- Exercise prompt -
When you respond, write out each entry exactly as it stands.

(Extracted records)
....

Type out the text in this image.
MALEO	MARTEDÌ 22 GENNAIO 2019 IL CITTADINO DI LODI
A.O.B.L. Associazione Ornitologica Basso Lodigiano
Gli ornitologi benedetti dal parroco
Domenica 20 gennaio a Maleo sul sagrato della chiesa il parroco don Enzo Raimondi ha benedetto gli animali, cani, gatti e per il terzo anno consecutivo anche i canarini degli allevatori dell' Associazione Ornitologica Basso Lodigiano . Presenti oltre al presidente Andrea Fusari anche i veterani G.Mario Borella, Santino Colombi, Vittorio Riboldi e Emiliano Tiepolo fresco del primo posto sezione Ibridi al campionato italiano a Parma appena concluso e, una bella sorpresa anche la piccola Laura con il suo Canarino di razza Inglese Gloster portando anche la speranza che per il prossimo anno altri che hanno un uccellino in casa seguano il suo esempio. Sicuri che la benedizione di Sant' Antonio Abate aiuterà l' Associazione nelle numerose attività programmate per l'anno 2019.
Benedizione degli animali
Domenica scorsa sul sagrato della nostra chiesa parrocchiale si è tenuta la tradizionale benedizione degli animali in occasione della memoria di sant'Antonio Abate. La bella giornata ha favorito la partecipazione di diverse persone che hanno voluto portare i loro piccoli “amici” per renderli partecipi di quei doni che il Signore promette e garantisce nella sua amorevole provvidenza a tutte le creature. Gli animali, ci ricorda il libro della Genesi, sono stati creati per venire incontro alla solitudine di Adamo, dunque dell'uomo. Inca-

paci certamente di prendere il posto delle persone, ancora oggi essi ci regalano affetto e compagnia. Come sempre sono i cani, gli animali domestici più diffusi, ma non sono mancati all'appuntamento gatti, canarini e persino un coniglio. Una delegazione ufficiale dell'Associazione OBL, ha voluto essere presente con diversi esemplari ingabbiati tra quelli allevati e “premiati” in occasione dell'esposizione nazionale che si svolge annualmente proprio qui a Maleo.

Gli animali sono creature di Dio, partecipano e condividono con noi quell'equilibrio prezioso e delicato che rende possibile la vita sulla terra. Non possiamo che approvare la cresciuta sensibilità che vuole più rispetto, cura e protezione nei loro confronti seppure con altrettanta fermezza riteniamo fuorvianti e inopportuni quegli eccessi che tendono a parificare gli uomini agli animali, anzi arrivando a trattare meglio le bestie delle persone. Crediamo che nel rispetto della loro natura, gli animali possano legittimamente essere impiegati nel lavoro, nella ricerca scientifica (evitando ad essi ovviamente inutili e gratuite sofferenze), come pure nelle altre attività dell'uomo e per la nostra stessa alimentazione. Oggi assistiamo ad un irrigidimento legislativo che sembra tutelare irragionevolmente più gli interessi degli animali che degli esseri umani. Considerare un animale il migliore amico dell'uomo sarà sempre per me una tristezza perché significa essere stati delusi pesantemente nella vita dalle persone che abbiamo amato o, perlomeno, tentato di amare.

....

- Reply to the exercise -
Type out the text in this image.
MALEO	MARTEDÌ 22 GENNAIO 2019 IL CITTADINO DI LODI
A.O.B.L. Associazione Ornitologica Basso Lodigiano
Gli ornitologi benedetti dal parroco
Domenica 20 gennaio a Maleo sul sagrato della chiesa il parroco don Enzo Raimondi ha benedetto gli animali, cani, gatti e per il terzo anno consecutivo anche i canarini degli allevatori dell' Associazione Ornitologica Basso Lodigiano . Presenti oltre al presidente Andrea Fusari anche i veterani G.Mario Borella, Santino Colombi, Vittorio Riboldi e Emiliano Tiepolo fresco del primo posto sezione Ibridi al campionato italiano a Parma appena concluso e, una bella sorpresa anche la piccola Laura con il suo Canarino di razza Inglese Gloster portando anche la speranza che per il prossimo anno altri che hanno un uccellino in casa seguano il suo esempio. Sicuri che la benedizione di Sant' Antonio Abate aiuterà l' Associazione nelle numerose attività programmate per l'anno 2019.
Benedizione degli animali
Domenica scorsa sul sagrato della nostra chiesa parrocchiale si è tenuta la tradizionale benedizione degli animali in occasione della memoria di sant'Antonio Abate. La bella giornata ha favorito la partecipazione di diverse persone che hanno voluto portare i loro piccoli “amici” per renderli partecipi di quei doni che il Signore promette e garantisce nella sua amorevole provvidenza a tutte le creature. Gli animali, ci ricorda il libro della Genesi, sono stati creati per venire incontro alla solitudine di Adamo, dunque dell'uomo. Inca-

paci certamente di prendere il posto delle persone, ancora oggi essi ci regalano affetto e compagnia. Come sempre sono i cani, gli animali domestici più diffusi, ma non sono mancati all'appuntamento gatti, canarini e persino un coniglio. Una delegazione ufficiale dell'Associazione OBL, ha voluto essere presente con diversi esemplari ingabbiati tra quelli allevati e “premiati” in occasione dell'esposizione nazionale che si svolge annualmente proprio qui a Maleo.

Gli animali sono creature di Dio, partecipano e condividono con noi quell'equilibrio prezioso e delicato che rende possibile la vita sulla terra. Non possiamo che approvare la cresciuta sensibilità che vuole più rispetto, cura e protezione nei loro confronti seppure con altrettanta fermezza riteniamo fuorvianti e inopportuni quegli eccessi che tendono a parificare gli uomini agli animali, anzi arrivando a trattare meglio le bestie delle persone. Crediamo che nel rispetto della loro natura, gli animali possano legittimamente essere impiegati nel lavoro, nella ricerca scientifica (evitando ad essi ovviamente inutili e gratuite sofferenze), come pure nelle altre attività dell'uomo e per la nostra stessa alimentazione. Oggi assistiamo ad un irrigidimento legislativo che sembra tutelare irragionevolmente più gli interessi degli animali che degli esseri umani. Considerare un animale il migliore amico dell'uomo sarà sempre per me una tristezza perché significa essere stati delusi pesantemente nella vita dalle persone che abbiamo amato o, perlomeno, tentato di amare.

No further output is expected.